Excerpt from a dataset:
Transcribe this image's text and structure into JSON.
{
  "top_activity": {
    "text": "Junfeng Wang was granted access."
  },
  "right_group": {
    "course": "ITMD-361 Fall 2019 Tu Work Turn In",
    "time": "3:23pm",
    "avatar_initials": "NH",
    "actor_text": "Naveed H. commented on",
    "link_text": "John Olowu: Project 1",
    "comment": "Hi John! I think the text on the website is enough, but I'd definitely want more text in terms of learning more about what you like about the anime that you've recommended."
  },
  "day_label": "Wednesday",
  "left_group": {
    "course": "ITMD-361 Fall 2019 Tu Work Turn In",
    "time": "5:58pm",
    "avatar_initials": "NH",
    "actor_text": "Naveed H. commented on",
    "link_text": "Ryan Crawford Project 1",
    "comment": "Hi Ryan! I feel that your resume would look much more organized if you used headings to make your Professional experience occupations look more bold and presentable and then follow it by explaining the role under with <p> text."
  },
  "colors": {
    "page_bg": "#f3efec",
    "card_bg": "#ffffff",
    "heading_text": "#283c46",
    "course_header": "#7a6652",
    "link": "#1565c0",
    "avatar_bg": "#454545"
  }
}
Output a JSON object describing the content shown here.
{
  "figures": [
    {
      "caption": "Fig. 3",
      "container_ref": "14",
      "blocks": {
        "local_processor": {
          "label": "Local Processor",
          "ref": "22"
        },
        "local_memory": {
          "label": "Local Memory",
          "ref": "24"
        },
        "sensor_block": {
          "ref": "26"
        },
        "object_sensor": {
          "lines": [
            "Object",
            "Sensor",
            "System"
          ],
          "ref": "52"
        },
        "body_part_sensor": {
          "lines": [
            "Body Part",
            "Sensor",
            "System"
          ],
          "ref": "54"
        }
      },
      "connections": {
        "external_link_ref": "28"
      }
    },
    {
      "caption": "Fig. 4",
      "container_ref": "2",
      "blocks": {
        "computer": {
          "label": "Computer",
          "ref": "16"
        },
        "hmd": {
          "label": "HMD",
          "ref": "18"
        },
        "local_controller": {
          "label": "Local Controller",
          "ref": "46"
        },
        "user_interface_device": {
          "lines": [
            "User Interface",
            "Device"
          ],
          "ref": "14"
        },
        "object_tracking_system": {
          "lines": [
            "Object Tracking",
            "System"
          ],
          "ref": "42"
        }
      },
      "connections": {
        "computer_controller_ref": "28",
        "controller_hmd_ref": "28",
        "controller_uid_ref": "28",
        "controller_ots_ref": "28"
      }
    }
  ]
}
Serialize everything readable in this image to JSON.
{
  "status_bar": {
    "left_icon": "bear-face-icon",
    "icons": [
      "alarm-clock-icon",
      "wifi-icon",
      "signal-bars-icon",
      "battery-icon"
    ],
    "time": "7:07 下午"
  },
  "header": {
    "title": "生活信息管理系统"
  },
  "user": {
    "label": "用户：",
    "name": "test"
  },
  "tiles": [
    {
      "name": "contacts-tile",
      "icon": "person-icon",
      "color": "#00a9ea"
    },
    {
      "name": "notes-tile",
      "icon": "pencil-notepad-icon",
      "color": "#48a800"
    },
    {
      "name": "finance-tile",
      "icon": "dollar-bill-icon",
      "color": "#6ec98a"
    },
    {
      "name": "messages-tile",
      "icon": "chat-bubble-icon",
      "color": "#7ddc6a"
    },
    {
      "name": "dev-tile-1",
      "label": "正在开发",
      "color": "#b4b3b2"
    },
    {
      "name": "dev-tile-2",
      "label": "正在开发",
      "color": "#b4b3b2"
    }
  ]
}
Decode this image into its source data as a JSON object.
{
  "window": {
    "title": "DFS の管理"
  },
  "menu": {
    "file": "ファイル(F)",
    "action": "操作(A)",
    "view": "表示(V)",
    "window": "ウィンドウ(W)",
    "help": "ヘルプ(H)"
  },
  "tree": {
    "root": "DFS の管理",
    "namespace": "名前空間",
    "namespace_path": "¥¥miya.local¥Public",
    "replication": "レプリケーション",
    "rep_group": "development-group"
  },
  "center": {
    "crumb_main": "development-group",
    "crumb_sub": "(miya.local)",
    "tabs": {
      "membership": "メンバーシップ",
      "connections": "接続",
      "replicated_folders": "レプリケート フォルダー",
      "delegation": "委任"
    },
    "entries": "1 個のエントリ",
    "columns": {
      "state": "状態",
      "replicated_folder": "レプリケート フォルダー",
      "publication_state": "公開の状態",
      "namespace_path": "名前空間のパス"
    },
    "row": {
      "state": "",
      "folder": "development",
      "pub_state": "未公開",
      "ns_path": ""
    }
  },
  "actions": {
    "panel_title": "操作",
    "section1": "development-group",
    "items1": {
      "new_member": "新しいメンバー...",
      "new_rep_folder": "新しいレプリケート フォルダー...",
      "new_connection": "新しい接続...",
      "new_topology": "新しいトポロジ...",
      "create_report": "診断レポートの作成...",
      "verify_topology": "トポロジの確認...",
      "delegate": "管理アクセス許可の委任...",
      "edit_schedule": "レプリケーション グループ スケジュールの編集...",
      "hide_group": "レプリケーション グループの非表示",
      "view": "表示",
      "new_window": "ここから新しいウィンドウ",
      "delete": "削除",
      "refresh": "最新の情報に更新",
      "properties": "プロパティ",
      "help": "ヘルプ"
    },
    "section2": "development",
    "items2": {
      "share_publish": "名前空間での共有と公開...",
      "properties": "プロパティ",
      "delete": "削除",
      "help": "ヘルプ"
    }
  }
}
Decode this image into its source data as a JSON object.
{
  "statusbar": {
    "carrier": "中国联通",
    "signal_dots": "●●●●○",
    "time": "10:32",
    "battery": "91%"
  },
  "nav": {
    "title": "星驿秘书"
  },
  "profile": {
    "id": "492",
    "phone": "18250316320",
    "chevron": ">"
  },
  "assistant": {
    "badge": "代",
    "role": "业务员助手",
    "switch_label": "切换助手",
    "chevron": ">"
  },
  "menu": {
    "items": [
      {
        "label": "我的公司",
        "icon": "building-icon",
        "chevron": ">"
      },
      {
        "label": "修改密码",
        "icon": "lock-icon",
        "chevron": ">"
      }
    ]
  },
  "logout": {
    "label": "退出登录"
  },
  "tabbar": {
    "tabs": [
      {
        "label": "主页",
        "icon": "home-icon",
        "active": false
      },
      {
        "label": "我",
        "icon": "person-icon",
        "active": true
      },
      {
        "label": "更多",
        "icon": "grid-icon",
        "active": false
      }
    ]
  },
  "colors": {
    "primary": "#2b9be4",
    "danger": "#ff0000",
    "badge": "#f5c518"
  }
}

WHAT IS EXPECTED: All the entries above need to be reproduced exactly.

EXERCISE SOLUTION:
Transcribe this image's text and structure into JSON.
{
  "top_activity": {
    "text": "Junfeng Wang was granted access."
  },
  "right_group": {
    "course": "ITMD-361 Fall 2019 Tu Work Turn In",
    "time": "3:23pm",
    "avatar_initials": "NH",
    "actor_text": "Naveed H. commented on",
    "link_text": "John Olowu: Project 1",
    "comment": "Hi John! I think the text on the website is enough, but I'd definitely want more text in terms of learning more about what you like about the anime that you've recommended."
  },
  "day_label": "Wednesday",
  "left_group": {
    "course": "ITMD-361 Fall 2019 Tu Work Turn In",
    "time": "5:58pm",
    "avatar_initials": "NH",
    "actor_text": "Naveed H. commented on",
    "link_text": "Ryan Crawford Project 1",
    "comment": "Hi Ryan! I feel that your resume would look much more organized if you used headings to make your Professional experience occupations look more bold and presentable and then follow it by explaining the role under with <p> text."
  },
  "colors": {
    "page_bg": "#f3efec",
    "card_bg": "#ffffff",
    "heading_text": "#283c46",
    "course_header": "#7a6652",
    "link": "#1565c0",
    "avatar_bg": "#454545"
  }
}
Output a JSON object describing the content shown here.
{
  "figures": [
    {
      "caption": "Fig. 3",
      "container_ref": "14",
      "blocks": {
        "local_processor": {
          "label": "Local Processor",
          "ref": "22"
        },
        "local_memory": {
          "label": "Local Memory",
          "ref": "24"
        },
        "sensor_block": {
          "ref": "26"
        },
        "object_sensor": {
          "lines": [
            "Object",
            "Sensor",
            "System"
          ],
          "ref": "52"
        },
        "body_part_sensor": {
          "lines": [
            "Body Part",
            "Sensor",
            "System"
          ],
          "ref": "54"
        }
      },
      "connections": {
        "external_link_ref": "28"
      }
    },
    {
      "caption": "Fig. 4",
      "container_ref": "2",
      "blocks": {
        "computer": {
          "label": "Computer",
          "ref": "16"
        },
        "hmd": {
          "label": "HMD",
          "ref": "18"
        },
        "local_controller": {
          "label": "Local Controller",
          "ref": "46"
        },
        "user_interface_device": {
          "lines": [
            "User Interface",
            "Device"
          ],
          "ref": "14"
        },
        "object_tracking_system": {
          "lines": [
            "Object Tracking",
            "System"
          ],
          "ref": "42"
        }
      },
      "connections": {
        "computer_controller_ref": "28",
        "controller_hmd_ref": "28",
        "controller_uid_ref": "28",
        "controller_ots_ref": "28"
      }
    }
  ]
}
Serialize everything readable in this image to JSON.
{
  "status_bar": {
    "left_icon": "bear-face-icon",
    "icons": [
      "alarm-clock-icon",
      "wifi-icon",
      "signal-bars-icon",
      "battery-icon"
    ],
    "time": "7:07 下午"
  },
  "header": {
    "title": "生活信息管理系统"
  },
  "user": {
    "label": "用户：",
    "name": "test"
  },
  "tiles": [
    {
      "name": "contacts-tile",
      "icon": "person-icon",
      "color": "#00a9ea"
    },
    {
      "name": "notes-tile",
      "icon": "pencil-notepad-icon",
      "color": "#48a800"
    },
    {
      "name": "finance-tile",
      "icon": "dollar-bill-icon",
      "color": "#6ec98a"
    },
    {
      "name": "messages-tile",
      "icon": "chat-bubble-icon",
      "color": "#7ddc6a"
    },
    {
      "name": "dev-tile-1",
      "label": "正在开发",
      "color": "#b4b3b2"
    },
    {
      "name": "dev-tile-2",
      "label": "正在开发",
      "color": "#b4b3b2"
    }
  ]
}
Decode this image into its source data as a JSON object.
{
  "window": {
    "title": "DFS の管理"
  },
  "menu": {
    "file": "ファイル(F)",
    "action": "操作(A)",
    "view": "表示(V)",
    "window": "ウィンドウ(W)",
    "help": "ヘルプ(H)"
  },
  "tree": {
    "root": "DFS の管理",
    "namespace": "名前空間",
    "namespace_path": "¥¥miya.local¥Public",
    "replication": "レプリケーション",
    "rep_group": "development-group"
  },
  "center": {
    "crumb_main": "development-group",
    "crumb_sub": "(miya.local)",
    "tabs": {
      "membership": "メンバーシップ",
      "connections": "接続",
      "replicated_folders": "レプリケート フォルダー",
      "delegation": "委任"
    },
    "entries": "1 個のエントリ",
    "columns": {
      "state": "状態",
      "replicated_folder": "レプリケート フォルダー",
      "publication_state": "公開の状態",
      "namespace_path": "名前空間のパス"
    },
    "row": {
      "state": "",
      "folder": "development",
      "pub_state": "未公開",
      "ns_path": ""
    }
  },
  "actions": {
    "panel_title": "操作",
    "section1": "development-group",
    "items1": {
      "new_member": "新しいメンバー...",
      "new_rep_folder": "新しいレプリケート フォルダー...",
      "new_connection": "新しい接続...",
      "new_topology": "新しいトポロジ...",
      "create_report": "診断レポートの作成...",
      "verify_topology": "トポロジの確認...",
      "delegate": "管理アクセス許可の委任...",
      "edit_schedule": "レプリケーション グループ スケジュールの編集...",
      "hide_group": "レプリケーション グループの非表示",
      "view": "表示",
      "new_window": "ここから新しいウィンドウ",
      "delete": "削除",
      "refresh": "最新の情報に更新",
      "properties": "プロパティ",
      "help": "ヘルプ"
    },
    "section2": "development",
    "items2": {
      "share_publish": "名前空間での共有と公開...",
      "properties": "プロパティ",
      "delete": "削除",
      "help": "ヘルプ"
    }
  }
}
Decode this image into its source data as a JSON object.
{
  "statusbar": {
    "carrier": "中国联通",
    "signal_dots": "●●●●○",
    "time": "10:32",
    "battery": "91%"
  },
  "nav": {
    "title": "星驿秘书"
  },
  "profile": {
    "id": "492",
    "phone": "18250316320",
    "chevron": ">"
  },
  "assistant": {
    "badge": "代",
    "role": "业务员助手",
    "switch_label": "切换助手",
    "chevron": ">"
  },
  "menu": {
    "items": [
      {
        "label": "我的公司",
        "icon": "building-icon",
        "chevron": ">"
      },
      {
        "label": "修改密码",
        "icon": "lock-icon",
        "chevron": ">"
      }
    ]
  },
  "logout": {
    "label": "退出登录"
  },
  "tabbar": {
    "tabs": [
      {
        "label": "主页",
        "icon": "home-icon",
        "active": false
      },
      {
        "label": "我",
        "icon": "person-icon",
        "active": true
      },
      {
        "label": "更多",
        "icon": "grid-icon",
        "active": false
      }
    ]
  },
  "colors": {
    "primary": "#2b9be4",
    "danger": "#ff0000",
    "badge": "#f5c518"
  }
}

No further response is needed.